==== Stored rows ====

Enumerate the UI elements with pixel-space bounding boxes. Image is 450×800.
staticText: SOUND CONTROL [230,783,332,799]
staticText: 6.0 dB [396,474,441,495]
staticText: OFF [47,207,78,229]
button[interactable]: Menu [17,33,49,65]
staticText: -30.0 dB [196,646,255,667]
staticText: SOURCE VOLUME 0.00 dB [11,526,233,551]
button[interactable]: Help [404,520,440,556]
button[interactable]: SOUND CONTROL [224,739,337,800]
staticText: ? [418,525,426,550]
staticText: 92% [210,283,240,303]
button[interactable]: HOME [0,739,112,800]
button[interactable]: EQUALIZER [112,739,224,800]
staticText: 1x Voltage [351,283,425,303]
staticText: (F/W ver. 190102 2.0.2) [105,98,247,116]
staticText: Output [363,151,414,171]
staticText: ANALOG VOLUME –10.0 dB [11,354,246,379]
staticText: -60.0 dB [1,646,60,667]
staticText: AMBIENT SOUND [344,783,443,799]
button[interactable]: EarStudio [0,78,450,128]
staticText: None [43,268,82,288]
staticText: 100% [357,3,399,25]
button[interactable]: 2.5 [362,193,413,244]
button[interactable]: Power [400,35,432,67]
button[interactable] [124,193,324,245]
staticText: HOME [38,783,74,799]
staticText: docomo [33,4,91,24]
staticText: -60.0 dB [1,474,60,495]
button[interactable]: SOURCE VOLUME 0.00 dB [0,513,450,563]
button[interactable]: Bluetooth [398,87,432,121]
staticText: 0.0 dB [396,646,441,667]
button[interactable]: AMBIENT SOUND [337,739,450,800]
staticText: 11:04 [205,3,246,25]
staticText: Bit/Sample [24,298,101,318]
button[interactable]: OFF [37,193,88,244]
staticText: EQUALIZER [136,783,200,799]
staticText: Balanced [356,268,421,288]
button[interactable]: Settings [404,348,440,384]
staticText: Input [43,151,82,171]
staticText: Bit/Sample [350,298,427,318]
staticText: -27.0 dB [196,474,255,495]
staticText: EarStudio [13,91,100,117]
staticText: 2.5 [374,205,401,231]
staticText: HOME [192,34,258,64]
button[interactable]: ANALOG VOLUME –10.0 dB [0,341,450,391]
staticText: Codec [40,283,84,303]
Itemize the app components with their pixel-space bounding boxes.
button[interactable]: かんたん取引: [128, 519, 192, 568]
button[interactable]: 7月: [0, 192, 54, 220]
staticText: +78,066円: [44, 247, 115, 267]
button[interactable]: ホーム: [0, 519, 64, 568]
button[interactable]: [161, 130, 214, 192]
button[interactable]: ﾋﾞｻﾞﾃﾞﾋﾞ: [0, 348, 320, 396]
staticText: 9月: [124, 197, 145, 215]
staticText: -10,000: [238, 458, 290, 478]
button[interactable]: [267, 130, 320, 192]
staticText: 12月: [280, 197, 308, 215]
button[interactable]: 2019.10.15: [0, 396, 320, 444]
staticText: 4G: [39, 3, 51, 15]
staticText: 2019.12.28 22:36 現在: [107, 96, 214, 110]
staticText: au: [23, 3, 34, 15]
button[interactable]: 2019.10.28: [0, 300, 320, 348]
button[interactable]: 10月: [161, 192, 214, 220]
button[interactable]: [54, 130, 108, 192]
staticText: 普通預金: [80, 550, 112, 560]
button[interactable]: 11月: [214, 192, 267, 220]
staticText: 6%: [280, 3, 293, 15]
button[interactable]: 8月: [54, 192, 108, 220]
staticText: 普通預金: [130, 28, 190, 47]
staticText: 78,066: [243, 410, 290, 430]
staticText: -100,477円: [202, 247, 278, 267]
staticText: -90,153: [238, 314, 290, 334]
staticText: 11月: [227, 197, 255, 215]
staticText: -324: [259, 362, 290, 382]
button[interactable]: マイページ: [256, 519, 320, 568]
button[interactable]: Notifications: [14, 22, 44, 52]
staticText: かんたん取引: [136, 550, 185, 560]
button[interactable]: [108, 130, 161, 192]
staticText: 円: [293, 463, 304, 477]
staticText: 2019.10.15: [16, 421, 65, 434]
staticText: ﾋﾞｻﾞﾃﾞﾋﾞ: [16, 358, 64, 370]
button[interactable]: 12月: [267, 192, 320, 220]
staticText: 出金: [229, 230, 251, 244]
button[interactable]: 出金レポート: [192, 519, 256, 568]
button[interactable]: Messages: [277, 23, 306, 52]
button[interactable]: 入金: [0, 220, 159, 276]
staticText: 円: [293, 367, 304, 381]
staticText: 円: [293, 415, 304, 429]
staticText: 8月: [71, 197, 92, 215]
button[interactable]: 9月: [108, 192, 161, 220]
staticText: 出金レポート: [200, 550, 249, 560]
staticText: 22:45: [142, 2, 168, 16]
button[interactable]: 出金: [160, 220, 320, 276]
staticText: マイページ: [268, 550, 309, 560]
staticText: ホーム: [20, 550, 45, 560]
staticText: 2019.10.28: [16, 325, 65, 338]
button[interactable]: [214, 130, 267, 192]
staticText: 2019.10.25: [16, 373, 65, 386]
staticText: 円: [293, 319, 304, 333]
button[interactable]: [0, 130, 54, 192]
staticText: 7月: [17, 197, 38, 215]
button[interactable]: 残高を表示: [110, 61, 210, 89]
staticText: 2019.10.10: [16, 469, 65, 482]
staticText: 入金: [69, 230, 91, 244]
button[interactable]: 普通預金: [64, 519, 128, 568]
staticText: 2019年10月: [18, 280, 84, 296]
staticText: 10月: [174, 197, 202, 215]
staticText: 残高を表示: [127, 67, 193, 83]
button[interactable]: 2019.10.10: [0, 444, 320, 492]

====

Change every "EQUALIZER" in the listing above to "TONE" and give all of the listing again, leaving everything else as it is.

Enumerate the UI elements with pixel-space bounding boxes. Image is 450×800.
staticText: SOUND CONTROL [230,783,332,799]
staticText: 6.0 dB [396,474,441,495]
staticText: OFF [47,207,78,229]
button[interactable]: Menu [17,33,49,65]
staticText: -30.0 dB [196,646,255,667]
staticText: SOURCE VOLUME 0.00 dB [11,526,233,551]
button[interactable]: Help [404,520,440,556]
button[interactable]: SOUND CONTROL [224,739,337,800]
staticText: ? [418,525,426,550]
staticText: 92% [210,283,240,303]
button[interactable]: HOME [0,739,112,800]
button[interactable]: TONE [112,739,224,800]
staticText: 1x Voltage [351,283,425,303]
staticText: (F/W ver. 190102 2.0.2) [105,98,247,116]
staticText: Output [363,151,414,171]
staticText: ANALOG VOLUME –10.0 dB [11,354,246,379]
staticText: -60.0 dB [1,646,60,667]
staticText: AMBIENT SOUND [344,783,443,799]
button[interactable]: EarStudio [0,78,450,128]
staticText: None [43,268,82,288]
staticText: 100% [357,3,399,25]
button[interactable]: 2.5 [362,193,413,244]
button[interactable]: Power [400,35,432,67]
button[interactable] [124,193,324,245]
staticText: HOME [38,783,74,799]
staticText: docomo [33,4,91,24]
staticText: -60.0 dB [1,474,60,495]
button[interactable]: SOURCE VOLUME 0.00 dB [0,513,450,563]
button[interactable]: Bluetooth [398,87,432,121]
staticText: 0.0 dB [396,646,441,667]
button[interactable]: AMBIENT SOUND [337,739,450,800]
staticText: 11:04 [205,3,246,25]
staticText: Bit/Sample [24,298,101,318]
button[interactable]: OFF [37,193,88,244]
staticText: TONE [136,783,200,799]
staticText: Balanced [356,268,421,288]
button[interactable]: Settings [404,348,440,384]
staticText: Input [43,151,82,171]
staticText: Bit/Sample [350,298,427,318]
staticText: -27.0 dB [196,474,255,495]
staticText: EarStudio [13,91,100,117]
staticText: 2.5 [374,205,401,231]
staticText: HOME [192,34,258,64]
button[interactable]: ANALOG VOLUME –10.0 dB [0,341,450,391]
staticText: Codec [40,283,84,303]
Itemize the app components with their pixel-space bounding boxes.
button[interactable]: かんたん取引: [128, 519, 192, 568]
button[interactable]: 7月: [0, 192, 54, 220]
staticText: +78,066円: [44, 247, 115, 267]
button[interactable]: ホーム: [0, 519, 64, 568]
button[interactable]: [161, 130, 214, 192]
button[interactable]: ﾋﾞｻﾞﾃﾞﾋﾞ: [0, 348, 320, 396]
staticText: 9月: [124, 197, 145, 215]
staticText: -10,000: [238, 458, 290, 478]
button[interactable]: [267, 130, 320, 192]
staticText: 12月: [280, 197, 308, 215]
button[interactable]: 2019.10.15: [0, 396, 320, 444]
staticText: 4G: [39, 3, 51, 15]
staticText: 2019.12.28 22:36 現在: [107, 96, 214, 110]
staticText: au: [23, 3, 34, 15]
button[interactable]: 2019.10.28: [0, 300, 320, 348]
button[interactable]: 10月: [161, 192, 214, 220]
button[interactable]: [54, 130, 108, 192]
staticText: 普通預金: [80, 550, 112, 560]
button[interactable]: 11月: [214, 192, 267, 220]
staticText: 6%: [280, 3, 293, 15]
button[interactable]: 8月: [54, 192, 108, 220]
staticText: 普通預金: [130, 28, 190, 47]
staticText: 78,066: [243, 410, 290, 430]
staticText: -100,477円: [202, 247, 278, 267]
staticText: -90,153: [238, 314, 290, 334]
staticText: 11月: [227, 197, 255, 215]
staticText: -324: [259, 362, 290, 382]
button[interactable]: マイページ: [256, 519, 320, 568]
button[interactable]: Notifications: [14, 22, 44, 52]
staticText: かんたん取引: [136, 550, 185, 560]
button[interactable]: [108, 130, 161, 192]
staticText: 円: [293, 463, 304, 477]
staticText: 2019.10.15: [16, 421, 65, 434]
staticText: ﾋﾞｻﾞﾃﾞﾋﾞ: [16, 358, 64, 370]
button[interactable]: 12月: [267, 192, 320, 220]
staticText: 出金: [229, 230, 251, 244]
button[interactable]: 出金レポート: [192, 519, 256, 568]
button[interactable]: Messages: [277, 23, 306, 52]
button[interactable]: 入金: [0, 220, 159, 276]
staticText: 円: [293, 367, 304, 381]
staticText: 円: [293, 415, 304, 429]
staticText: 8月: [71, 197, 92, 215]
button[interactable]: 9月: [108, 192, 161, 220]
staticText: 出金レポート: [200, 550, 249, 560]
staticText: 22:45: [142, 2, 168, 16]
button[interactable]: 出金: [160, 220, 320, 276]
staticText: マイページ: [268, 550, 309, 560]
staticText: ホーム: [20, 550, 45, 560]
staticText: 2019.10.28: [16, 325, 65, 338]
button[interactable]: [214, 130, 267, 192]
staticText: 2019.10.25: [16, 373, 65, 386]
staticText: 円: [293, 319, 304, 333]
button[interactable]: [0, 130, 54, 192]
staticText: 7月: [17, 197, 38, 215]
button[interactable]: 残高を表示: [110, 61, 210, 89]
staticText: 2019.10.10: [16, 469, 65, 482]
staticText: 入金: [69, 230, 91, 244]
button[interactable]: 普通預金: [64, 519, 128, 568]
staticText: 2019年10月: [18, 280, 84, 296]
staticText: 10月: [174, 197, 202, 215]
staticText: 残高を表示: [127, 67, 193, 83]
button[interactable]: 2019.10.10: [0, 444, 320, 492]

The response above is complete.